Given entries
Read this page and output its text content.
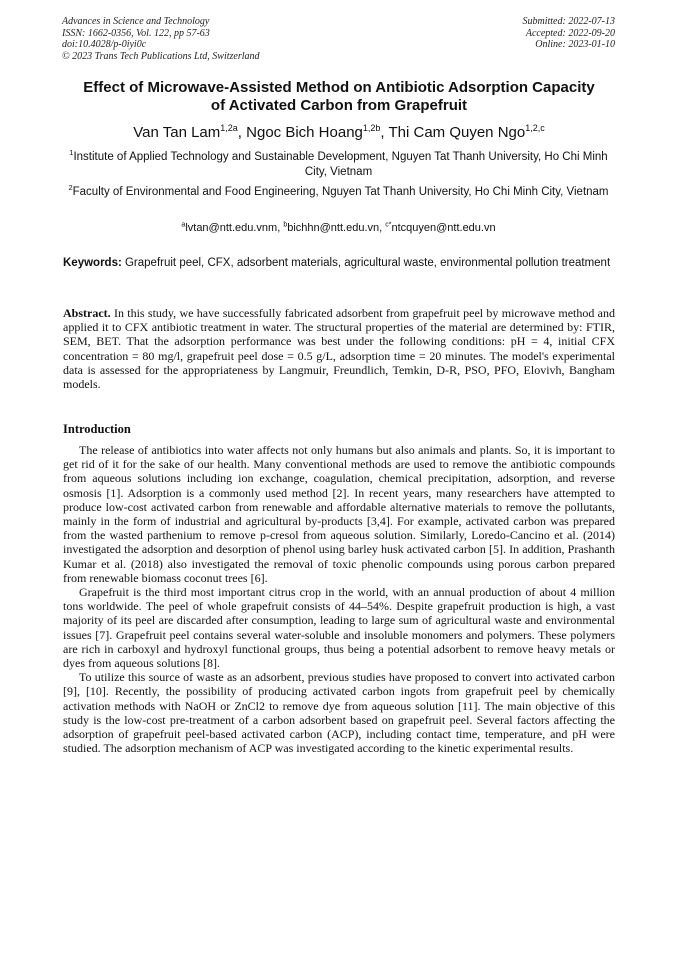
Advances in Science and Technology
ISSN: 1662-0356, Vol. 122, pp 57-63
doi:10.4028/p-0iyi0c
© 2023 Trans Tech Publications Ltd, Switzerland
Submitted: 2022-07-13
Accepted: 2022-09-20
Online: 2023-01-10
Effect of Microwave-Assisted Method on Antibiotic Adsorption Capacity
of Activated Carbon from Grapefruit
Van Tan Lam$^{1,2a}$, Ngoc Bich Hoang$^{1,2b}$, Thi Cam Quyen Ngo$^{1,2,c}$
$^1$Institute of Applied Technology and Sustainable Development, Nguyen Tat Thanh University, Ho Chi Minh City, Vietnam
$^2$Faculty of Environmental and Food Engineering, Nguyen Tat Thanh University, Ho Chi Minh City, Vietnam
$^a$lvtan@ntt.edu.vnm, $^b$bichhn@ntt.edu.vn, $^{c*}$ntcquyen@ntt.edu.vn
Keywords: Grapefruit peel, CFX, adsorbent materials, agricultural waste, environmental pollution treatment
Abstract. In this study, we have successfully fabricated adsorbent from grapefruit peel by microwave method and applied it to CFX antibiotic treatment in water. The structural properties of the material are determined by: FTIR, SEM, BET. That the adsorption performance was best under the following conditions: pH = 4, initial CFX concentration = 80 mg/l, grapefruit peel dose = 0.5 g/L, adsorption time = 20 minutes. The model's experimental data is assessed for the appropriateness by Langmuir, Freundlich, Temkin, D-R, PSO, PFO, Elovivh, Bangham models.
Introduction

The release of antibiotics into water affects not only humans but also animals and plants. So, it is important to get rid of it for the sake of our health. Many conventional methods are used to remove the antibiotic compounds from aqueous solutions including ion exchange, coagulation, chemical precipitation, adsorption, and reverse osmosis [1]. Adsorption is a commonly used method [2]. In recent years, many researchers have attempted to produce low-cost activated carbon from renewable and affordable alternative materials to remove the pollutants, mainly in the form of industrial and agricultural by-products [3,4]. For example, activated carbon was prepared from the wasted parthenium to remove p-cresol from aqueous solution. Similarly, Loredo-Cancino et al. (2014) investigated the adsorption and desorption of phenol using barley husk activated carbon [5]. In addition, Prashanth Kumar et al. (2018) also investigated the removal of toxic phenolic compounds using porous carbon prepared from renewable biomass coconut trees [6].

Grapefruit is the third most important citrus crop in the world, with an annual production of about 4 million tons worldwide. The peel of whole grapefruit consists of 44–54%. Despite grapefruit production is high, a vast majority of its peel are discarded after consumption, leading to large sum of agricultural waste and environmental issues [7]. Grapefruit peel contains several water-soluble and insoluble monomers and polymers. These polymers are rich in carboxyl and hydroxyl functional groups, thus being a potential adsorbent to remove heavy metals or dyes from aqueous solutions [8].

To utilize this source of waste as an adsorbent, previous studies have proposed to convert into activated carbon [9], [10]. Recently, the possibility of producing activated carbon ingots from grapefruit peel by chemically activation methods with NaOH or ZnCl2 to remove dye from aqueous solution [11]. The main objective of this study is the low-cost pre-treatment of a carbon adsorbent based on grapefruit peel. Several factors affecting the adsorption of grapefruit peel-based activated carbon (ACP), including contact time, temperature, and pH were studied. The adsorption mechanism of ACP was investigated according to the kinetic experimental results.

Set problem
Transcribe the records above exactly as they appear, leaving out any pictures.

Solution for this problem
Read this page and output its text content.
Advances in Science and Technology
ISSN: 1662-0356, Vol. 122, pp 57-63
doi:10.4028/p-0iyi0c
© 2023 Trans Tech Publications Ltd, Switzerland
Submitted: 2022-07-13
Accepted: 2022-09-20
Online: 2023-01-10
Effect of Microwave-Assisted Method on Antibiotic Adsorption Capacity
of Activated Carbon from Grapefruit
Van Tan Lam$^{1,2a}$, Ngoc Bich Hoang$^{1,2b}$, Thi Cam Quyen Ngo$^{1,2,c}$
$^1$Institute of Applied Technology and Sustainable Development, Nguyen Tat Thanh University, Ho Chi Minh City, Vietnam
$^2$Faculty of Environmental and Food Engineering, Nguyen Tat Thanh University, Ho Chi Minh City, Vietnam
$^a$lvtan@ntt.edu.vnm, $^b$bichhn@ntt.edu.vn, $^{c*}$ntcquyen@ntt.edu.vn
Keywords: Grapefruit peel, CFX, adsorbent materials, agricultural waste, environmental pollution treatment
Abstract. In this study, we have successfully fabricated adsorbent from grapefruit peel by microwave method and applied it to CFX antibiotic treatment in water. The structural properties of the material are determined by: FTIR, SEM, BET. That the adsorption performance was best under the following conditions: pH = 4, initial CFX concentration = 80 mg/l, grapefruit peel dose = 0.5 g/L, adsorption time = 20 minutes. The model's experimental data is assessed for the appropriateness by Langmuir, Freundlich, Temkin, D-R, PSO, PFO, Elovivh, Bangham models.
Introduction

The release of antibiotics into water affects not only humans but also animals and plants. So, it is important to get rid of it for the sake of our health. Many conventional methods are used to remove the antibiotic compounds from aqueous solutions including ion exchange, coagulation, chemical precipitation, adsorption, and reverse osmosis [1]. Adsorption is a commonly used method [2]. In recent years, many researchers have attempted to produce low-cost activated carbon from renewable and affordable alternative materials to remove the pollutants, mainly in the form of industrial and agricultural by-products [3,4]. For example, activated carbon was prepared from the wasted parthenium to remove p-cresol from aqueous solution. Similarly, Loredo-Cancino et al. (2014) investigated the adsorption and desorption of phenol using barley husk activated carbon [5]. In addition, Prashanth Kumar et al. (2018) also investigated the removal of toxic phenolic compounds using porous carbon prepared from renewable biomass coconut trees [6].

Grapefruit is the third most important citrus crop in the world, with an annual production of about 4 million tons worldwide. The peel of whole grapefruit consists of 44–54%. Despite grapefruit production is high, a vast majority of its peel are discarded after consumption, leading to large sum of agricultural waste and environmental issues [7]. Grapefruit peel contains several water-soluble and insoluble monomers and polymers. These polymers are rich in carboxyl and hydroxyl functional groups, thus being a potential adsorbent to remove heavy metals or dyes from aqueous solutions [8].

To utilize this source of waste as an adsorbent, previous studies have proposed to convert into activated carbon [9], [10]. Recently, the possibility of producing activated carbon ingots from grapefruit peel by chemically activation methods with NaOH or ZnCl2 to remove dye from aqueous solution [11]. The main objective of this study is the low-cost pre-treatment of a carbon adsorbent based on grapefruit peel. Several factors affecting the adsorption of grapefruit peel-based activated carbon (ACP), including contact time, temperature, and pH were studied. The adsorption mechanism of ACP was investigated according to the kinetic experimental results.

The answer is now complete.